Record extracts >>
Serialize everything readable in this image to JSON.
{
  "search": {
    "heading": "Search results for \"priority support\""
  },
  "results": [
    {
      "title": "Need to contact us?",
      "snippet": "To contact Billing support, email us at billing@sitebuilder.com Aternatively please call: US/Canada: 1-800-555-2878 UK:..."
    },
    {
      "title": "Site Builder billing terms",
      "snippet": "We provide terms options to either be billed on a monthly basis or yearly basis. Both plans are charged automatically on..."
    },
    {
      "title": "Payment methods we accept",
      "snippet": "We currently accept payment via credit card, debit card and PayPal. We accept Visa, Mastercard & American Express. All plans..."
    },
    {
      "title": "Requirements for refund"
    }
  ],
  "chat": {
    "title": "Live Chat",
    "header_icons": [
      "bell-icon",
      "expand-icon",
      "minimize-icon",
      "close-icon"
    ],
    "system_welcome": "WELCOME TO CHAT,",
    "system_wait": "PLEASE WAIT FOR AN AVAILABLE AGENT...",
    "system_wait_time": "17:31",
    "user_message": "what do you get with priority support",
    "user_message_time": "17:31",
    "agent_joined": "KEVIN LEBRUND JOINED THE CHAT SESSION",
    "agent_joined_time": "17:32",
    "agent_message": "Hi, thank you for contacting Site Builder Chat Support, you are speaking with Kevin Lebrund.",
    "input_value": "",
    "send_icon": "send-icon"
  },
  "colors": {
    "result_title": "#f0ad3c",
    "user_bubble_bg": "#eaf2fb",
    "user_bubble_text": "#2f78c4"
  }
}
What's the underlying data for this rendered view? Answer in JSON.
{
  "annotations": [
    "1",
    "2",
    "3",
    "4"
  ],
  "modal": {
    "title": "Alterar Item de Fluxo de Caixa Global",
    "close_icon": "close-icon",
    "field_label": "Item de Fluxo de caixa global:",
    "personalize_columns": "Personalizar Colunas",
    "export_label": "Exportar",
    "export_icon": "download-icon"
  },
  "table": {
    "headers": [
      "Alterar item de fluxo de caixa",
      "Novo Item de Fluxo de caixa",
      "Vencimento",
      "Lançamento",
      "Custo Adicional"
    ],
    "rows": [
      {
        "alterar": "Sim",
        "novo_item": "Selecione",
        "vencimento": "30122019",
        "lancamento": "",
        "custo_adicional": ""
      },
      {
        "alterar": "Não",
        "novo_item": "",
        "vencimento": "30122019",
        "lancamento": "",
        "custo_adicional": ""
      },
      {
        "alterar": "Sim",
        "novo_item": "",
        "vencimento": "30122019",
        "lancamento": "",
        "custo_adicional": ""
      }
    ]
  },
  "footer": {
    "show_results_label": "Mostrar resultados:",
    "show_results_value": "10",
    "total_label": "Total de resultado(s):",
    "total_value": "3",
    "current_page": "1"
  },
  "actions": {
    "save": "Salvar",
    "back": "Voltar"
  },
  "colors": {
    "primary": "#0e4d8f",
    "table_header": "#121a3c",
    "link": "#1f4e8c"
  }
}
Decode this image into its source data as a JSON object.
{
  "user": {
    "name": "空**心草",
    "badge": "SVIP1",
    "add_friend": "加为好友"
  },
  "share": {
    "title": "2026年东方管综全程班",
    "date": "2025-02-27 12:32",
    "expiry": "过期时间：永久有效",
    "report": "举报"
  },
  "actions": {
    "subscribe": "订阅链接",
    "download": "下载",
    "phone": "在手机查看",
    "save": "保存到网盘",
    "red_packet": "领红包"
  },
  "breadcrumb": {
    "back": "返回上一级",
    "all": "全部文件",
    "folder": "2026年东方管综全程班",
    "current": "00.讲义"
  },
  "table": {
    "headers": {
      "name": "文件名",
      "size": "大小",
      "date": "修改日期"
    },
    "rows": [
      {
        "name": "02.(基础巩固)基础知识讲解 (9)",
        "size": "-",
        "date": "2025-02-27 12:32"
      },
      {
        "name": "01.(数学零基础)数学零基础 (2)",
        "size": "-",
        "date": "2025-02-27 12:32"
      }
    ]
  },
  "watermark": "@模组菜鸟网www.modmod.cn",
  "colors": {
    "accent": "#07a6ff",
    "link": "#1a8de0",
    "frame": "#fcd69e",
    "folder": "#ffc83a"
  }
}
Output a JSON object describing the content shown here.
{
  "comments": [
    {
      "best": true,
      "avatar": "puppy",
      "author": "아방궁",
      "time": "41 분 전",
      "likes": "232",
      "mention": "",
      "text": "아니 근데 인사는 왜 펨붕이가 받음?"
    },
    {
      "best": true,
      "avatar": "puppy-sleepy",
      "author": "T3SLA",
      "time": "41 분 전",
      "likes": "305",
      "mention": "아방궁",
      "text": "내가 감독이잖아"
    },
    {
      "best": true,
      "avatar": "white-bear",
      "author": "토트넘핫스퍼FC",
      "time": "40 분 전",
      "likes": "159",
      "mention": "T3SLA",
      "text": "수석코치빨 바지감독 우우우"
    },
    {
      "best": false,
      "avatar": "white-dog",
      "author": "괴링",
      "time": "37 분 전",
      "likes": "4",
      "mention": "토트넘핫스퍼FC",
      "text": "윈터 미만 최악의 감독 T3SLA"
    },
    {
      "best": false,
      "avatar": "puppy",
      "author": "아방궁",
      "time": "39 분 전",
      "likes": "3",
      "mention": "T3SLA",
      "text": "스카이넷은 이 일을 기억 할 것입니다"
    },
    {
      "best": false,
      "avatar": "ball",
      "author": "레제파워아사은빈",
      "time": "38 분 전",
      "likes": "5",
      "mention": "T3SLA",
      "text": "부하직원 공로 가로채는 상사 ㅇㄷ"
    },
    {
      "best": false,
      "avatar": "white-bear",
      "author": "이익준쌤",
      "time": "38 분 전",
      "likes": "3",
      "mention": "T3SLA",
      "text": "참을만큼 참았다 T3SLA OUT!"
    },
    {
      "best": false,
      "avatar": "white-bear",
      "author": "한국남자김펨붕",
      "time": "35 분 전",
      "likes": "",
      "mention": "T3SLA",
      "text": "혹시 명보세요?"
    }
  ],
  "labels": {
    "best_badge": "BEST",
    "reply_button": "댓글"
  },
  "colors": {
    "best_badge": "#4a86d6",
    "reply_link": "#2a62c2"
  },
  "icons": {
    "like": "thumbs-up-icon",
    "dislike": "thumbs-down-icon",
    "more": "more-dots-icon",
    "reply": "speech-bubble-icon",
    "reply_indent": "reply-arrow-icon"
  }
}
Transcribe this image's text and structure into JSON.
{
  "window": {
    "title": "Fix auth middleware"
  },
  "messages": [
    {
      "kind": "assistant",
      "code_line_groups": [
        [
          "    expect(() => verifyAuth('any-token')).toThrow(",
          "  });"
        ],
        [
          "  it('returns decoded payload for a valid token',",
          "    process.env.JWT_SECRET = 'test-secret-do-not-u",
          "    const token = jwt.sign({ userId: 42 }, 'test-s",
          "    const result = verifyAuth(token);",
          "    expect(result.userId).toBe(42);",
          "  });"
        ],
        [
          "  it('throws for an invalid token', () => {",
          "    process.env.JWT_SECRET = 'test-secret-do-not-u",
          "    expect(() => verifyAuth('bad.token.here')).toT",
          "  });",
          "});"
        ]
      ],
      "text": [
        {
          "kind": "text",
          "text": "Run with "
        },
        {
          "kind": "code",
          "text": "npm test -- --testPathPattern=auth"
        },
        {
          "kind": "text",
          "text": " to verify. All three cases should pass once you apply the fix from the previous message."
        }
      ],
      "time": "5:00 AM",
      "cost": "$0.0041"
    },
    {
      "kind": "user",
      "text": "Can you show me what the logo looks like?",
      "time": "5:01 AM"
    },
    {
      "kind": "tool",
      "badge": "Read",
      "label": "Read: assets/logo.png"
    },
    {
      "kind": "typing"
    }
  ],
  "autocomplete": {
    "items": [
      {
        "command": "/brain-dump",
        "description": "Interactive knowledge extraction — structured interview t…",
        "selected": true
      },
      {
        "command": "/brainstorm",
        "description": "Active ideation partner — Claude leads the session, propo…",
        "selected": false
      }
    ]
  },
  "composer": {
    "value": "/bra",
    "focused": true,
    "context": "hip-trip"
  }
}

What to produce >>
Return all lines of the material above in which the word "author" occurs.

Task output >>
      "author": "아방궁",
      "author": "T3SLA",
      "author": "토트넘핫스퍼FC",
      "author": "괴링",
      "author": "아방궁",
      "author": "레제파워아사은빈",
      "author": "이익준쌤",
      "author": "한국남자김펨붕",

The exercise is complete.